*Work to be completed*:
Read the material below. Count the lines containing "vtab" and give that count alone.

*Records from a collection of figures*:
□ □ □

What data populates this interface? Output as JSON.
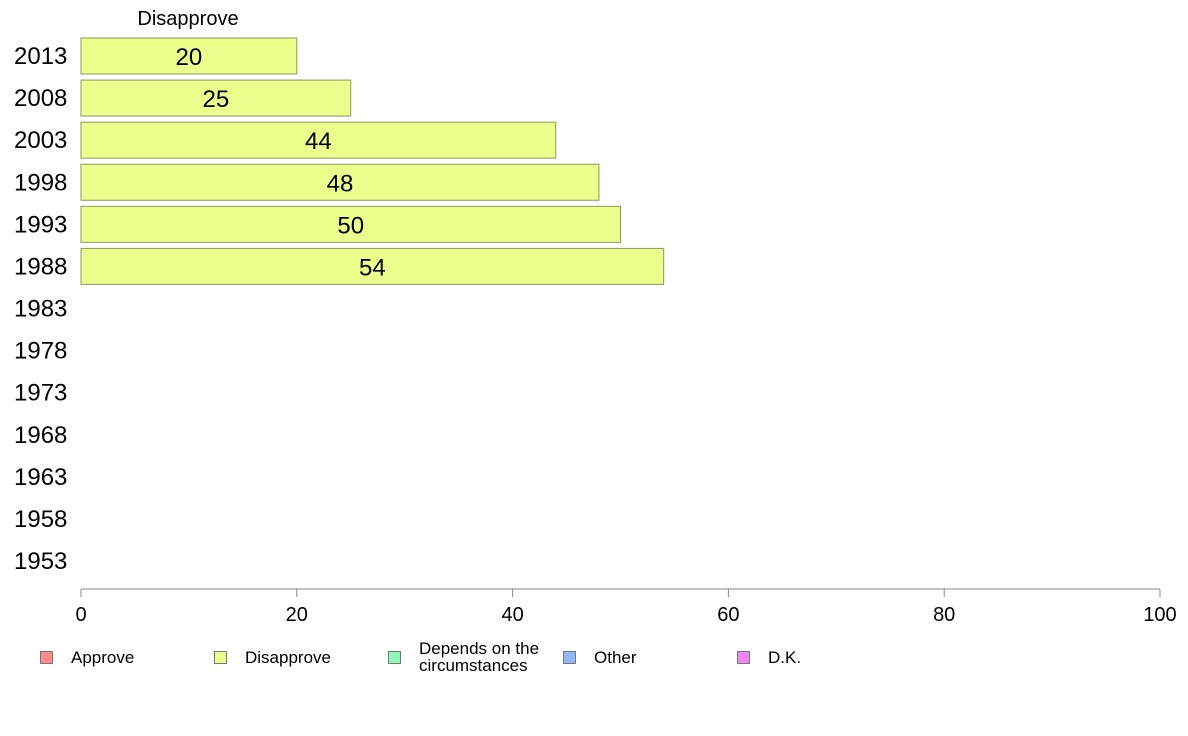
{
  "chart_data": {
    "type": "bar",
    "orientation": "horizontal",
    "title": "Disapprove",
    "categories": [
      "2013",
      "2008",
      "2003",
      "1998",
      "1993",
      "1988",
      "1983",
      "1978",
      "1973",
      "1968",
      "1963",
      "1958",
      "1953"
    ],
    "series": [
      {
        "name": "Disapprove",
        "values": [
          20,
          25,
          44,
          48,
          50,
          54,
          null,
          null,
          null,
          null,
          null,
          null,
          null
        ],
        "color": "#ecff8c"
      }
    ],
    "x_ticks": [
      "0",
      "20",
      "40",
      "60",
      "80",
      "100"
    ],
    "xlim": [
      0,
      100
    ],
    "grid": false,
    "legend_position": "bottom",
    "legend": [
      {
        "label": "Approve",
        "color": "#f98e86"
      },
      {
        "label": "Disapprove",
        "color": "#ecff8c"
      },
      {
        "label": "Depends on the circumstances",
        "color": "#8ef9b4"
      },
      {
        "label": "Other",
        "color": "#8cb9f9"
      },
      {
        "label": "D.K.",
        "color": "#f086f5"
      }
    ]
  }
}
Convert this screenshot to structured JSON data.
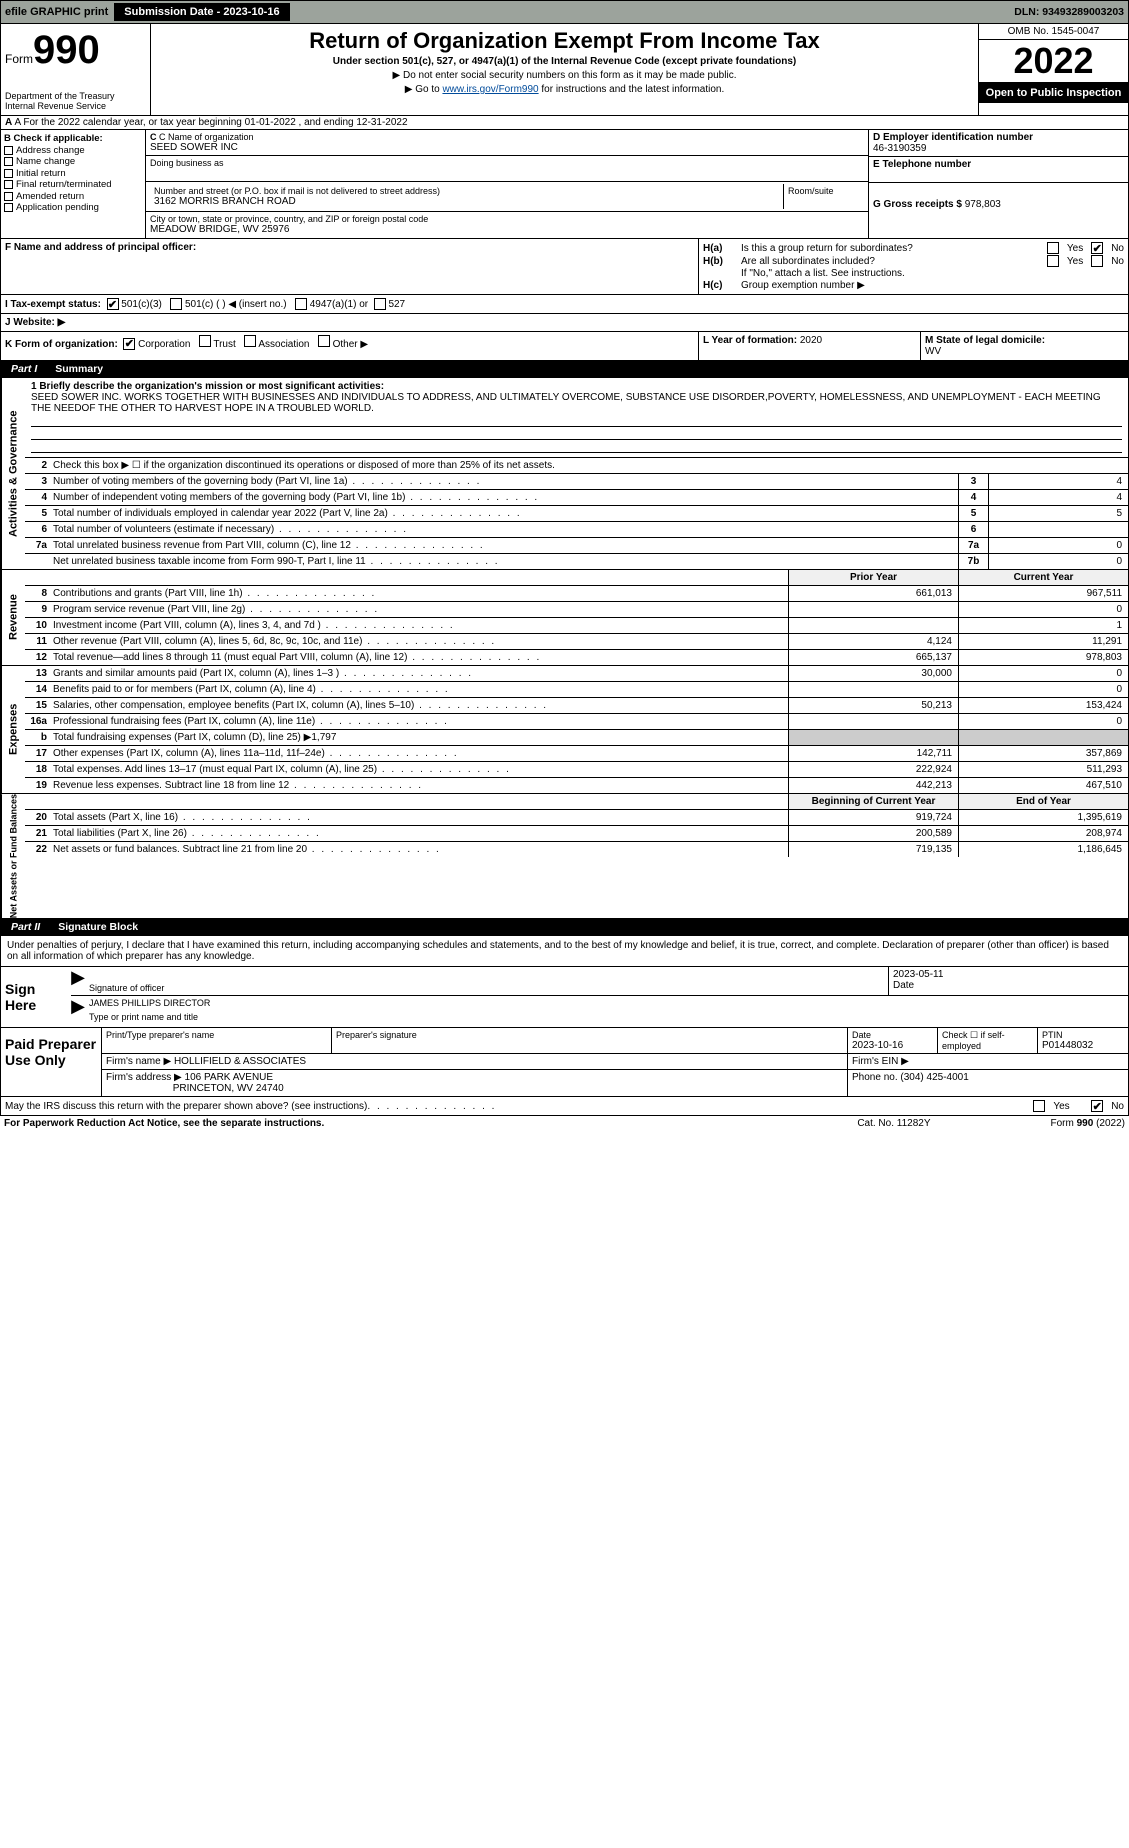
{
  "topbar": {
    "efile": "efile GRAPHIC print",
    "sub_label": "Submission Date - 2023-10-16",
    "dln": "DLN: 93493289003203"
  },
  "header": {
    "form_word": "Form",
    "form_num": "990",
    "dept": "Department of the Treasury\nInternal Revenue Service",
    "title": "Return of Organization Exempt From Income Tax",
    "sub1": "Under section 501(c), 527, or 4947(a)(1) of the Internal Revenue Code (except private foundations)",
    "note1": "▶ Do not enter social security numbers on this form as it may be made public.",
    "note2_pre": "▶ Go to ",
    "note2_link": "www.irs.gov/Form990",
    "note2_post": " for instructions and the latest information.",
    "omb": "OMB No. 1545-0047",
    "year": "2022",
    "open": "Open to Public Inspection"
  },
  "rowA": "A For the 2022 calendar year, or tax year beginning 01-01-2022    , and ending 12-31-2022",
  "colB": {
    "hdr": "B Check if applicable:",
    "items": [
      "Address change",
      "Name change",
      "Initial return",
      "Final return/terminated",
      "Amended return",
      "Application pending"
    ]
  },
  "colC": {
    "name_lab": "C Name of organization",
    "name": "SEED SOWER INC",
    "dba_lab": "Doing business as",
    "dba": "",
    "addr_lab": "Number and street (or P.O. box if mail is not delivered to street address)",
    "room_lab": "Room/suite",
    "addr": "3162 MORRIS BRANCH ROAD",
    "city_lab": "City or town, state or province, country, and ZIP or foreign postal code",
    "city": "MEADOW BRIDGE, WV  25976"
  },
  "colD": {
    "ein_lab": "D Employer identification number",
    "ein": "46-3190359",
    "tel_lab": "E Telephone number",
    "tel": "",
    "gross_lab": "G Gross receipts $",
    "gross": "978,803"
  },
  "rowF": {
    "lab": "F  Name and address of principal officer:",
    "val": ""
  },
  "rowH": {
    "ha": "Is this a group return for subordinates?",
    "hb": "Are all subordinates included?",
    "hb_note": "If \"No,\" attach a list. See instructions.",
    "hc": "Group exemption number ▶",
    "yes": "Yes",
    "no": "No"
  },
  "rowI": {
    "lab": "I   Tax-exempt status:",
    "o1": "501(c)(3)",
    "o2": "501(c) (   ) ◀ (insert no.)",
    "o3": "4947(a)(1) or",
    "o4": "527"
  },
  "rowJ": "J   Website: ▶",
  "rowK": {
    "left_lab": "K Form of organization:",
    "corp": "Corporation",
    "trust": "Trust",
    "assoc": "Association",
    "other": "Other ▶",
    "l_lab": "L Year of formation:",
    "l_val": "2020",
    "m_lab": "M State of legal domicile:",
    "m_val": "WV"
  },
  "part1": {
    "part": "Part I",
    "title": "Summary"
  },
  "gov": {
    "vtab": "Activities & Governance",
    "q1_lab": "1  Briefly describe the organization's mission or most significant activities:",
    "q1_text": "SEED SOWER INC. WORKS TOGETHER WITH BUSINESSES AND INDIVIDUALS TO ADDRESS, AND ULTIMATELY OVERCOME, SUBSTANCE USE DISORDER,POVERTY, HOMELESSNESS, AND UNEMPLOYMENT - EACH MEETING THE NEEDOF THE OTHER TO HARVEST HOPE IN A TROUBLED WORLD.",
    "q2": "Check this box ▶ ☐  if the organization discontinued its operations or disposed of more than 25% of its net assets.",
    "rows": [
      {
        "n": "3",
        "t": "Number of voting members of the governing body (Part VI, line 1a)",
        "box": "3",
        "v": "4"
      },
      {
        "n": "4",
        "t": "Number of independent voting members of the governing body (Part VI, line 1b)",
        "box": "4",
        "v": "4"
      },
      {
        "n": "5",
        "t": "Total number of individuals employed in calendar year 2022 (Part V, line 2a)",
        "box": "5",
        "v": "5"
      },
      {
        "n": "6",
        "t": "Total number of volunteers (estimate if necessary)",
        "box": "6",
        "v": ""
      },
      {
        "n": "7a",
        "t": "Total unrelated business revenue from Part VIII, column (C), line 12",
        "box": "7a",
        "v": "0"
      },
      {
        "n": "",
        "t": "Net unrelated business taxable income from Form 990-T, Part I, line 11",
        "box": "7b",
        "v": "0"
      }
    ]
  },
  "colhdr": {
    "prior": "Prior Year",
    "current": "Current Year"
  },
  "rev": {
    "vtab": "Revenue",
    "rows": [
      {
        "n": "8",
        "t": "Contributions and grants (Part VIII, line 1h)",
        "c1": "661,013",
        "c2": "967,511"
      },
      {
        "n": "9",
        "t": "Program service revenue (Part VIII, line 2g)",
        "c1": "",
        "c2": "0"
      },
      {
        "n": "10",
        "t": "Investment income (Part VIII, column (A), lines 3, 4, and 7d )",
        "c1": "",
        "c2": "1"
      },
      {
        "n": "11",
        "t": "Other revenue (Part VIII, column (A), lines 5, 6d, 8c, 9c, 10c, and 11e)",
        "c1": "4,124",
        "c2": "11,291"
      },
      {
        "n": "12",
        "t": "Total revenue—add lines 8 through 11 (must equal Part VIII, column (A), line 12)",
        "c1": "665,137",
        "c2": "978,803"
      }
    ]
  },
  "exp": {
    "vtab": "Expenses",
    "rows": [
      {
        "n": "13",
        "t": "Grants and similar amounts paid (Part IX, column (A), lines 1–3 )",
        "c1": "30,000",
        "c2": "0"
      },
      {
        "n": "14",
        "t": "Benefits paid to or for members (Part IX, column (A), line 4)",
        "c1": "",
        "c2": "0"
      },
      {
        "n": "15",
        "t": "Salaries, other compensation, employee benefits (Part IX, column (A), lines 5–10)",
        "c1": "50,213",
        "c2": "153,424"
      },
      {
        "n": "16a",
        "t": "Professional fundraising fees (Part IX, column (A), line 11e)",
        "c1": "",
        "c2": "0"
      },
      {
        "n": "b",
        "t": "Total fundraising expenses (Part IX, column (D), line 25) ▶1,797",
        "c1": "—",
        "c2": "—"
      },
      {
        "n": "17",
        "t": "Other expenses (Part IX, column (A), lines 11a–11d, 11f–24e)",
        "c1": "142,711",
        "c2": "357,869"
      },
      {
        "n": "18",
        "t": "Total expenses. Add lines 13–17 (must equal Part IX, column (A), line 25)",
        "c1": "222,924",
        "c2": "511,293"
      },
      {
        "n": "19",
        "t": "Revenue less expenses. Subtract line 18 from line 12",
        "c1": "442,213",
        "c2": "467,510"
      }
    ]
  },
  "net": {
    "vtab": "Net Assets or Fund Balances",
    "hdr": {
      "prior": "Beginning of Current Year",
      "current": "End of Year"
    },
    "rows": [
      {
        "n": "20",
        "t": "Total assets (Part X, line 16)",
        "c1": "919,724",
        "c2": "1,395,619"
      },
      {
        "n": "21",
        "t": "Total liabilities (Part X, line 26)",
        "c1": "200,589",
        "c2": "208,974"
      },
      {
        "n": "22",
        "t": "Net assets or fund balances. Subtract line 21 from line 20",
        "c1": "719,135",
        "c2": "1,186,645"
      }
    ]
  },
  "part2": {
    "part": "Part II",
    "title": "Signature Block"
  },
  "penalty": "Under penalties of perjury, I declare that I have examined this return, including accompanying schedules and statements, and to the best of my knowledge and belief, it is true, correct, and complete. Declaration of preparer (other than officer) is based on all information of which preparer has any knowledge.",
  "sign": {
    "left": "Sign Here",
    "sig_lab": "Signature of officer",
    "date": "2023-05-11",
    "date_lab": "Date",
    "name": "JAMES PHILLIPS  DIRECTOR",
    "name_lab": "Type or print name and title"
  },
  "paid": {
    "left": "Paid Preparer Use Only",
    "h1": "Print/Type preparer's name",
    "h2": "Preparer's signature",
    "h3_lab": "Date",
    "h3": "2023-10-16",
    "h4_lab": "Check ☐ if self-employed",
    "h5_lab": "PTIN",
    "h5": "P01448032",
    "firm_name_lab": "Firm's name    ▶",
    "firm_name": "HOLLIFIELD & ASSOCIATES",
    "firm_ein_lab": "Firm's EIN ▶",
    "firm_addr_lab": "Firm's address ▶",
    "firm_addr1": "106 PARK AVENUE",
    "firm_addr2": "PRINCETON, WV  24740",
    "phone_lab": "Phone no.",
    "phone": "(304) 425-4001"
  },
  "discuss": {
    "text": "May the IRS discuss this return with the preparer shown above? (see instructions)",
    "yes": "Yes",
    "no": "No"
  },
  "footer": {
    "l": "For Paperwork Reduction Act Notice, see the separate instructions.",
    "m": "Cat. No. 11282Y",
    "r": "Form 990 (2022)"
  }
}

□ □ □

*Written answer*:
4